Data listing
»»
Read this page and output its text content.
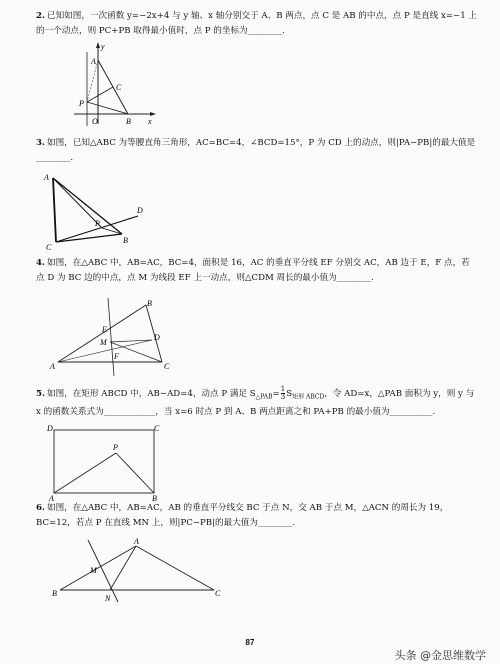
2. 已知如图，一次函数 y=−2x+4 与 y 轴、x 轴分别交于 A、B 两点，点 C 是 AB 的中点，点 P 是直线 x=−1 上的一个动点，则 PC+PB 取得最小值时，点 P 的坐标为________.
y
A
C
P
O	B x
3. 如图，已知△ABC 为等腰直角三角形，AC=BC=4，∠BCD=15°，P 为 CD 上的动点，则|PA−PB|的最大值是________.
A
D
P
B
C
4. 如图，在△ABC 中，AB=AC，BC=4，面积是 16，AC 的垂直平分线 EF 分别交 AC，AB 边于 E，F 点，若点 D 为 BC 边的中点，点 M 为线段 EF 上一动点，则△CDM 周长的最小值为________.
B
E
D
M
F
A	C
5. 如图，在矩形 ABCD 中，AB−AD=4，动点 P 满足 $S_{\triangle PAB}= \frac{1}{3} S_{矩形 ABCD}$，令 AD=x，△PAB 面积为 y，则 y 与 x 的函数关系式为____________，当 x=6 时点 P 到 A、B 两点距离之和 PA+PB 的最小值为__________.
D	C
P
A	B
6. 如图，在△ABC 中，AB=AC，AB 的垂直平分线交 BC 于点 N，交 AB 于点 M，△ACN 的周长为 19，BC=12，若点 P 在直线 MN 上，则|PC−PB|的最大值为________.
A
M
B
N
C
87
头条 @金思维数学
««
EXERCISE AIM
Without the pictures, return all the records precisely as they stand.

SOLUTION TO THIS PROBLEM
Read this page and output its text content.
2. 已知如图，一次函数 y=−2x+4 与 y 轴、x 轴分别交于 A、B 两点，点 C 是 AB 的中点，点 P 是直线 x=−1 上的一个动点，则 PC+PB 取得最小值时，点 P 的坐标为________.
y
A
C
P
O	B x
3. 如图，已知△ABC 为等腰直角三角形，AC=BC=4，∠BCD=15°，P 为 CD 上的动点，则|PA−PB|的最大值是________.
A
D
P
B
C
4. 如图，在△ABC 中，AB=AC，BC=4，面积是 16，AC 的垂直平分线 EF 分别交 AC，AB 边于 E，F 点，若点 D 为 BC 边的中点，点 M 为线段 EF 上一动点，则△CDM 周长的最小值为________.
B
E
D
M
F
A	C
5. 如图，在矩形 ABCD 中，AB−AD=4，动点 P 满足 $S_{\triangle PAB}= \frac{1}{3} S_{矩形 ABCD}$，令 AD=x，△PAB 面积为 y，则 y 与 x 的函数关系式为____________，当 x=6 时点 P 到 A、B 两点距离之和 PA+PB 的最小值为__________.
D	C
P
A	B
6. 如图，在△ABC 中，AB=AC，AB 的垂直平分线交 BC 于点 N，交 AB 于点 M，△ACN 的周长为 19，BC=12，若点 P 在直线 MN 上，则|PC−PB|的最大值为________.
A
M
B
N
C
87
头条 @金思维数学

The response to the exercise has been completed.